> **Work to complete**:
a) According to the Mercè Boada passage, which university awarded Boada her doctorate in medicine?
b) Decide whether each statement agrees with the Mercè Boada passage: (i) Boada received the Creu de Sant Jordi in 2016. (ii) Boada has participated in more than 150 clinical trials. (iii) The ACE Foundation is a for-profit company.

> **Source passage**:
::::::::
Mercè Boada y Rovira (born Barcelona, 14 October 1948) is a Catalan neurologist. She has dedicated her professional career to neurodegenerative diseases. More specifically, dementia and Alzheimer's disease. She was a co-founder of the ACE Foundation, a private non-profit entity dedicated to diagnosis, treatment, research, and helping people with Alzheimer's and their families. Boada received the "Creu de Sant Jordi", Catalonia's highest honor, in 2016.

== Career ==
Boada, who received a doctorate in medicine from the Autonomous University of Barcelona, has focused her professional activity in the field of dementia, especially Alzheimer's disease, and has specialized in research on biomarkers and signaling proteins for this disease, the genetic and environmental factors involved in its appearance, and the application of therapeutic models of cognitive psychostimulation.

She has been the founder and medical director of the ACE Foundation, dedicated to research and people suffering from Alzheimer's disease or other dementias.  Boada has published more than 150 articles, has participated in more than 100 clinical trials at the Foundation and is recognized nationally and internationally in the world of neurology.
::::::::
(Page layout parsing data)
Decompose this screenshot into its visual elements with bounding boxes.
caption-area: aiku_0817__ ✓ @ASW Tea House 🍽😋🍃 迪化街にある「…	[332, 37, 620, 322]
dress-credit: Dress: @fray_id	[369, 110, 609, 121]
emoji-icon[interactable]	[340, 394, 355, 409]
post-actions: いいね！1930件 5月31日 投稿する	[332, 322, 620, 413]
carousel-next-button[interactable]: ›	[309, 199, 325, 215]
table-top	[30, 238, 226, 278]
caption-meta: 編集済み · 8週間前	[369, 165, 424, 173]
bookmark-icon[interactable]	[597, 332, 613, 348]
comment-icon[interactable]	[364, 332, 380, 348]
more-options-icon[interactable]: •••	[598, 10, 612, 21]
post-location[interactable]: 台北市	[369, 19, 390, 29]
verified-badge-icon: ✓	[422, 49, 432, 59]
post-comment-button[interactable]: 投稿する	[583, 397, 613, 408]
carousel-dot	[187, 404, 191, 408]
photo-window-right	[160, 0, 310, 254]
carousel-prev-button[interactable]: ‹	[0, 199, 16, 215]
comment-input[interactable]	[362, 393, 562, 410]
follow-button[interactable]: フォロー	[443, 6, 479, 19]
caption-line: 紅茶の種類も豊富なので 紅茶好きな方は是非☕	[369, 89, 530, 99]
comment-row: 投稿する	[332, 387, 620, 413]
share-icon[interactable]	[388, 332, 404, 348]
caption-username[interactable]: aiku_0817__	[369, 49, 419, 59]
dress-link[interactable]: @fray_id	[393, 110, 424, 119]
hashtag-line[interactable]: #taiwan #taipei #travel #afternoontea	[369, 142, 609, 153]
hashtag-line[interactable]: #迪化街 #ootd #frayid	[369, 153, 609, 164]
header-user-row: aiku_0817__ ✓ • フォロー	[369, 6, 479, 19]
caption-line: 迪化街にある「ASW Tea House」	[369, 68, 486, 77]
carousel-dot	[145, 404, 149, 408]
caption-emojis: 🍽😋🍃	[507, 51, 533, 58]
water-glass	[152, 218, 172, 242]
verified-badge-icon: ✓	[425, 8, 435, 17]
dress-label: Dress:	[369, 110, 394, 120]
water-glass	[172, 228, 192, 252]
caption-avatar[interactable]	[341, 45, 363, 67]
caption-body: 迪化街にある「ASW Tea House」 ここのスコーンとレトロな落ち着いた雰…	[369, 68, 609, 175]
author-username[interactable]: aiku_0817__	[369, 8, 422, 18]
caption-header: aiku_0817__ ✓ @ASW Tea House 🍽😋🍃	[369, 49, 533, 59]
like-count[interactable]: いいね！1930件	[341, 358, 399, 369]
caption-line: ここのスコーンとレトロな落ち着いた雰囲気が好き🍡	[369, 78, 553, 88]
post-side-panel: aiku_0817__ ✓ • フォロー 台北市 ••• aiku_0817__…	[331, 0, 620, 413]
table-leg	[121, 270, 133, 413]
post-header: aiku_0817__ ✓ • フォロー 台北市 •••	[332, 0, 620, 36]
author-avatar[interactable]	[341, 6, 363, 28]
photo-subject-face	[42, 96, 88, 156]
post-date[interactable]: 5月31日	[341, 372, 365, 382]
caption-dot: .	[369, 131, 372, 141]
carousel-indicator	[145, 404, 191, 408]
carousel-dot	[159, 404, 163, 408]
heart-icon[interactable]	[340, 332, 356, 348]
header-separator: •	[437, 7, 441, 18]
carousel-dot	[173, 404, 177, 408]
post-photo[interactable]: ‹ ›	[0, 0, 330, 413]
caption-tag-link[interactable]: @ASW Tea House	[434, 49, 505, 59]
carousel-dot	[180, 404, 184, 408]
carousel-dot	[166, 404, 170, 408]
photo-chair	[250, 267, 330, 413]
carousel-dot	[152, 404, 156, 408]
::::::::
> **Solution set**:
a) The Autonomous University of Barcelona.

b)
(i) Yes: "Boada received the "Creu de Sant Jordi", Catalonia's highest honor, in 2016."
(ii) No: "has participated in more than 100 clinical trials at the Foundation"
(iii) No: "a private non-profit entity"